- _INSTRUCTIONS TO FOLLOW_
Filter the records below down to lines containing "matter".

- _DATASET_
● ● ● ● ● ● ●

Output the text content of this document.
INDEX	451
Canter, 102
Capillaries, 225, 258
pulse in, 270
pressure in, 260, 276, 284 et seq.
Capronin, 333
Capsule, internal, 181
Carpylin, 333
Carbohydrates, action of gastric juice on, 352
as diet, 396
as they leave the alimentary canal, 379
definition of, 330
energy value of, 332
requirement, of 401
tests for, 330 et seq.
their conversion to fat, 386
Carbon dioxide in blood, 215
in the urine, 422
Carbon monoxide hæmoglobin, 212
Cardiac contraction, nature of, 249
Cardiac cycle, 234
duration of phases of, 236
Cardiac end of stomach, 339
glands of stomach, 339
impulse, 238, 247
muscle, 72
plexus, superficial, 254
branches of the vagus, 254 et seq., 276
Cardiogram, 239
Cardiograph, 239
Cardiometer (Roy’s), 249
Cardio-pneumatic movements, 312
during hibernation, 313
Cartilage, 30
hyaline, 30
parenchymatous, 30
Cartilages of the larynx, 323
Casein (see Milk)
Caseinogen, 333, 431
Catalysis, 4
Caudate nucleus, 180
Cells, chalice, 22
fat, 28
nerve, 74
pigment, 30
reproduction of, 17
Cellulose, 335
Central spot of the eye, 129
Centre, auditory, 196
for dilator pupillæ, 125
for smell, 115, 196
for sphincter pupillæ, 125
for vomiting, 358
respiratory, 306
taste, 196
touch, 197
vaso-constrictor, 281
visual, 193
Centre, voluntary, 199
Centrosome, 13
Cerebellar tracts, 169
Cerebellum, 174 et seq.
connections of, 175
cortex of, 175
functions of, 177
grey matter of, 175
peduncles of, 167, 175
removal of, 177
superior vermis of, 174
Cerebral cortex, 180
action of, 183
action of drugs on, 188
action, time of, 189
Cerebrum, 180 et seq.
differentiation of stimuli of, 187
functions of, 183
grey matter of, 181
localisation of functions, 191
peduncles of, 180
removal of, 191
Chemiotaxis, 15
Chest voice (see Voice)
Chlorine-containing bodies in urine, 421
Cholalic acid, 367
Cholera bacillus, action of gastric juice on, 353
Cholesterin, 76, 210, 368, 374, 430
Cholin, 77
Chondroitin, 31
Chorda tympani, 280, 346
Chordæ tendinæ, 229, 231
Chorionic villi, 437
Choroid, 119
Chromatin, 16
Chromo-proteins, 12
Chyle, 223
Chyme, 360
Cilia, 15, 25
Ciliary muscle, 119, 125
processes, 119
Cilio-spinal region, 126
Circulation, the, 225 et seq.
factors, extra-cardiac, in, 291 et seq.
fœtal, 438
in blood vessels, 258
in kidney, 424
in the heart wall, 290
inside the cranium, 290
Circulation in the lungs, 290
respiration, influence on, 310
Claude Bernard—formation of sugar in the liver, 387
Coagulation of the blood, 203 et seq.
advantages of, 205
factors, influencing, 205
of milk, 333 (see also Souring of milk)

● ● ● ● ● ● ●

- _TASK RESULT_
grey matter of, 175
grey matter of, 181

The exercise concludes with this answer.